━━ SUPPLIED RECORDS ━━

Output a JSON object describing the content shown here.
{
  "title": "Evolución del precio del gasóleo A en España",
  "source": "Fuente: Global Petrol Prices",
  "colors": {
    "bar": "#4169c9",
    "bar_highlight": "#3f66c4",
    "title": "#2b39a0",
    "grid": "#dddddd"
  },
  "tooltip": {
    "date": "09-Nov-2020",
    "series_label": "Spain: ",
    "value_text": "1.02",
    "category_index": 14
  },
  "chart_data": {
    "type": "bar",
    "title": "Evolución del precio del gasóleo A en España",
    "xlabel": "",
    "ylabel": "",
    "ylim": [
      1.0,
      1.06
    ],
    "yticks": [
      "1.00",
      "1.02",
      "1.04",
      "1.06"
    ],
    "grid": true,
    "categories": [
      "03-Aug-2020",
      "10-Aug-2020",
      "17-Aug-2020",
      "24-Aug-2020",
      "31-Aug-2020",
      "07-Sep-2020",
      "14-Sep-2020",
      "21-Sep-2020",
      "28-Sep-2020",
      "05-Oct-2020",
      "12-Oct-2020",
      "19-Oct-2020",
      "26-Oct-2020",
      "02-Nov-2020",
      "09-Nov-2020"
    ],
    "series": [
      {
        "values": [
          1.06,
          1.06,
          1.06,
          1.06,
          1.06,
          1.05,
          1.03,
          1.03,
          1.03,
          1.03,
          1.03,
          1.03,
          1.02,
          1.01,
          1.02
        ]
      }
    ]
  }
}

━━━

**GIVEN INSTRUCTION**
Output each entry precisely as given.

**FULL ANSWER**
Output a JSON object describing the content shown here.
{
  "title": "Evolución del precio del gasóleo A en España",
  "source": "Fuente: Global Petrol Prices",
  "colors": {
    "bar": "#4169c9",
    "bar_highlight": "#3f66c4",
    "title": "#2b39a0",
    "grid": "#dddddd"
  },
  "tooltip": {
    "date": "09-Nov-2020",
    "series_label": "Spain: ",
    "value_text": "1.02",
    "category_index": 14
  },
  "chart_data": {
    "type": "bar",
    "title": "Evolución del precio del gasóleo A en España",
    "xlabel": "",
    "ylabel": "",
    "ylim": [
      1.0,
      1.06
    ],
    "yticks": [
      "1.00",
      "1.02",
      "1.04",
      "1.06"
    ],
    "grid": true,
    "categories": [
      "03-Aug-2020",
      "10-Aug-2020",
      "17-Aug-2020",
      "24-Aug-2020",
      "31-Aug-2020",
      "07-Sep-2020",
      "14-Sep-2020",
      "21-Sep-2020",
      "28-Sep-2020",
      "05-Oct-2020",
      "12-Oct-2020",
      "19-Oct-2020",
      "26-Oct-2020",
      "02-Nov-2020",
      "09-Nov-2020"
    ],
    "series": [
      {
        "values": [
          1.06,
          1.06,
          1.06,
          1.06,
          1.06,
          1.05,
          1.03,
          1.03,
          1.03,
          1.03,
          1.03,
          1.03,
          1.02,
          1.01,
          1.02
        ]
      }
    ]
  }
}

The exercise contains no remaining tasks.